Recorded data:
— start —

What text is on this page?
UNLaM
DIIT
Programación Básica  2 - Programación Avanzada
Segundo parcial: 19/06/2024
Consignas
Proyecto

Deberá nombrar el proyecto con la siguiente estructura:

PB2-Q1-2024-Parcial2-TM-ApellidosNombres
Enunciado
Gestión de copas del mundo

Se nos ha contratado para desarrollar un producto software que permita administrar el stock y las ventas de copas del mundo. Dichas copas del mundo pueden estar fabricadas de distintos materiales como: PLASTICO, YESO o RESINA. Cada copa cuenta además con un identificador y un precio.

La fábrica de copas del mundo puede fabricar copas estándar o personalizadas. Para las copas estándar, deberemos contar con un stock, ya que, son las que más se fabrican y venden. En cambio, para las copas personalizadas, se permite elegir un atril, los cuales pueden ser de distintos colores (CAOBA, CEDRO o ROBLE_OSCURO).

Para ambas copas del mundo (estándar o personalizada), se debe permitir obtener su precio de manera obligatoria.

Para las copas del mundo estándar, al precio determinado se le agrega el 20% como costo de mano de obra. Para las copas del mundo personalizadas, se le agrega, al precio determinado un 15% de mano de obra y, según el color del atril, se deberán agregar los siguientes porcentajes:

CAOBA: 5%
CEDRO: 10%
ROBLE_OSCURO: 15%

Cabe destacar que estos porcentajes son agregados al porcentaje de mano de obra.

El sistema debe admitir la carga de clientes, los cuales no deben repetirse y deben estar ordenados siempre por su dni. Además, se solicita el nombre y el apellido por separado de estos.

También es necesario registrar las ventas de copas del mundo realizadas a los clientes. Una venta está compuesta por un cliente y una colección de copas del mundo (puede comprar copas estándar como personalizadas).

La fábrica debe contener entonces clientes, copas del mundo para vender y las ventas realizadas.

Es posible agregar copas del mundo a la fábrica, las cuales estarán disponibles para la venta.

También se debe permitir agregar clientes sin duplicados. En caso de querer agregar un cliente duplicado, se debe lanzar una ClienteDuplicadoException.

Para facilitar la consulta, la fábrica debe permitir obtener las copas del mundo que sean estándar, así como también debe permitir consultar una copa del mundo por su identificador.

— end —

Your task =
Exactly as shown above, return every record.

Result of the exercise =
What text is on this page?
UNLaM
DIIT
Programación Básica  2 - Programación Avanzada
Segundo parcial: 19/06/2024
Consignas
Proyecto

Deberá nombrar el proyecto con la siguiente estructura:

PB2-Q1-2024-Parcial2-TM-ApellidosNombres
Enunciado
Gestión de copas del mundo

Se nos ha contratado para desarrollar un producto software que permita administrar el stock y las ventas de copas del mundo. Dichas copas del mundo pueden estar fabricadas de distintos materiales como: PLASTICO, YESO o RESINA. Cada copa cuenta además con un identificador y un precio.

La fábrica de copas del mundo puede fabricar copas estándar o personalizadas. Para las copas estándar, deberemos contar con un stock, ya que, son las que más se fabrican y venden. En cambio, para las copas personalizadas, se permite elegir un atril, los cuales pueden ser de distintos colores (CAOBA, CEDRO o ROBLE_OSCURO).

Para ambas copas del mundo (estándar o personalizada), se debe permitir obtener su precio de manera obligatoria.

Para las copas del mundo estándar, al precio determinado se le agrega el 20% como costo de mano de obra. Para las copas del mundo personalizadas, se le agrega, al precio determinado un 15% de mano de obra y, según el color del atril, se deberán agregar los siguientes porcentajes:

CAOBA: 5%
CEDRO: 10%
ROBLE_OSCURO: 15%

Cabe destacar que estos porcentajes son agregados al porcentaje de mano de obra.

El sistema debe admitir la carga de clientes, los cuales no deben repetirse y deben estar ordenados siempre por su dni. Además, se solicita el nombre y el apellido por separado de estos.

También es necesario registrar las ventas de copas del mundo realizadas a los clientes. Una venta está compuesta por un cliente y una colección de copas del mundo (puede comprar copas estándar como personalizadas).

La fábrica debe contener entonces clientes, copas del mundo para vender y las ventas realizadas.

Es posible agregar copas del mundo a la fábrica, las cuales estarán disponibles para la venta.

También se debe permitir agregar clientes sin duplicados. En caso de querer agregar un cliente duplicado, se debe lanzar una ClienteDuplicadoException.

Para facilitar la consulta, la fábrica debe permitir obtener las copas del mundo que sean estándar, así como también debe permitir consultar una copa del mundo por su identificador.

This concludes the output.